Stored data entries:

start

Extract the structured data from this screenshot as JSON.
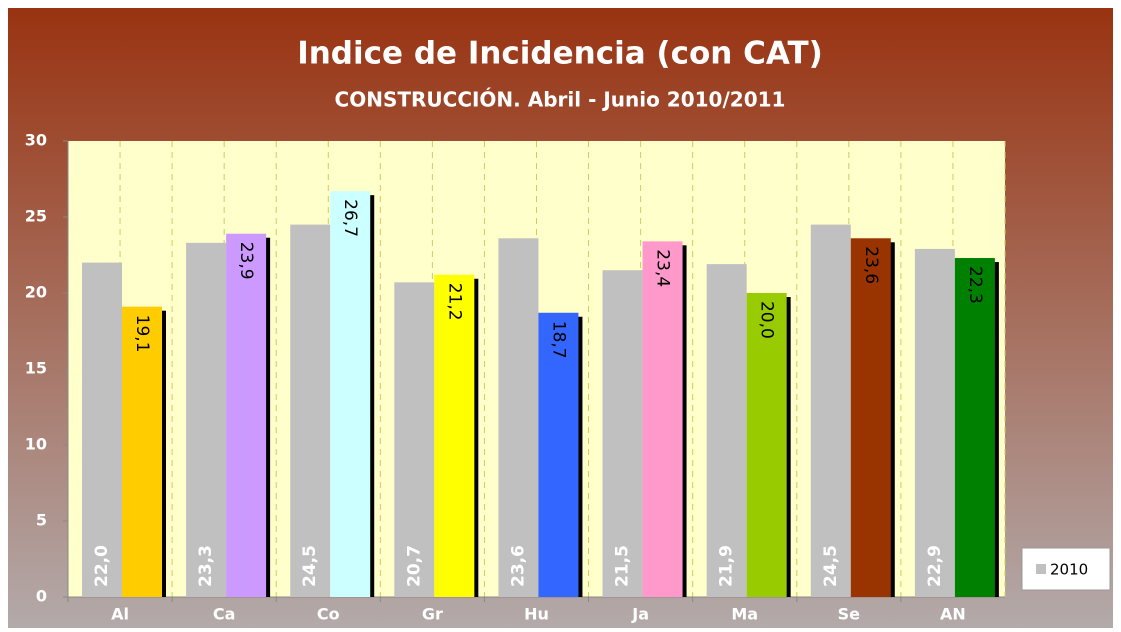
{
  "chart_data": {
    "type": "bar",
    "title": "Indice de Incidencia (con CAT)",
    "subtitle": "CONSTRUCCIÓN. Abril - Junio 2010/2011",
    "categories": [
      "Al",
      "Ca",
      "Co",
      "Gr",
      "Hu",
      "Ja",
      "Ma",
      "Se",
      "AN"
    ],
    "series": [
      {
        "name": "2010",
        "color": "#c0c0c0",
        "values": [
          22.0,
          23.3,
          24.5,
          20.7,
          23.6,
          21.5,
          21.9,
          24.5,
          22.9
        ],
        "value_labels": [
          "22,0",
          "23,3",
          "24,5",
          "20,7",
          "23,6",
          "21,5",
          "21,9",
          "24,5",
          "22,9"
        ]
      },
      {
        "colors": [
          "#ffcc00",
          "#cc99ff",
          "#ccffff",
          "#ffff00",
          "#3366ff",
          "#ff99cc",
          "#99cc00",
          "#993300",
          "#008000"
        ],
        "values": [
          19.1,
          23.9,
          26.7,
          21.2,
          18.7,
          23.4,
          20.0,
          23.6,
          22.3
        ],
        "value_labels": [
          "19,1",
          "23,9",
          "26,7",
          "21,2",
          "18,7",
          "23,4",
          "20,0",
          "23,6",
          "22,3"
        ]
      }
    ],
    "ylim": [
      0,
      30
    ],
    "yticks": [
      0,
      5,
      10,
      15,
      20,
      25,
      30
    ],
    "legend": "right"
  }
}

end

Given instruction: Each entry above is to be written out again unchanged, apart from the pictures, which are left out.

The response:
Extract the structured data from this screenshot as JSON.
{
  "chart_data": {
    "type": "bar",
    "title": "Indice de Incidencia (con CAT)",
    "subtitle": "CONSTRUCCIÓN. Abril - Junio 2010/2011",
    "categories": [
      "Al",
      "Ca",
      "Co",
      "Gr",
      "Hu",
      "Ja",
      "Ma",
      "Se",
      "AN"
    ],
    "series": [
      {
        "name": "2010",
        "color": "#c0c0c0",
        "values": [
          22.0,
          23.3,
          24.5,
          20.7,
          23.6,
          21.5,
          21.9,
          24.5,
          22.9
        ],
        "value_labels": [
          "22,0",
          "23,3",
          "24,5",
          "20,7",
          "23,6",
          "21,5",
          "21,9",
          "24,5",
          "22,9"
        ]
      },
      {
        "colors": [
          "#ffcc00",
          "#cc99ff",
          "#ccffff",
          "#ffff00",
          "#3366ff",
          "#ff99cc",
          "#99cc00",
          "#993300",
          "#008000"
        ],
        "values": [
          19.1,
          23.9,
          26.7,
          21.2,
          18.7,
          23.4,
          20.0,
          23.6,
          22.3
        ],
        "value_labels": [
          "19,1",
          "23,9",
          "26,7",
          "21,2",
          "18,7",
          "23,4",
          "20,0",
          "23,6",
          "22,3"
        ]
      }
    ],
    "ylim": [
      0,
      30
    ],
    "yticks": [
      0,
      5,
      10,
      15,
      20,
      25,
      30
    ],
    "legend": "right"
  }
}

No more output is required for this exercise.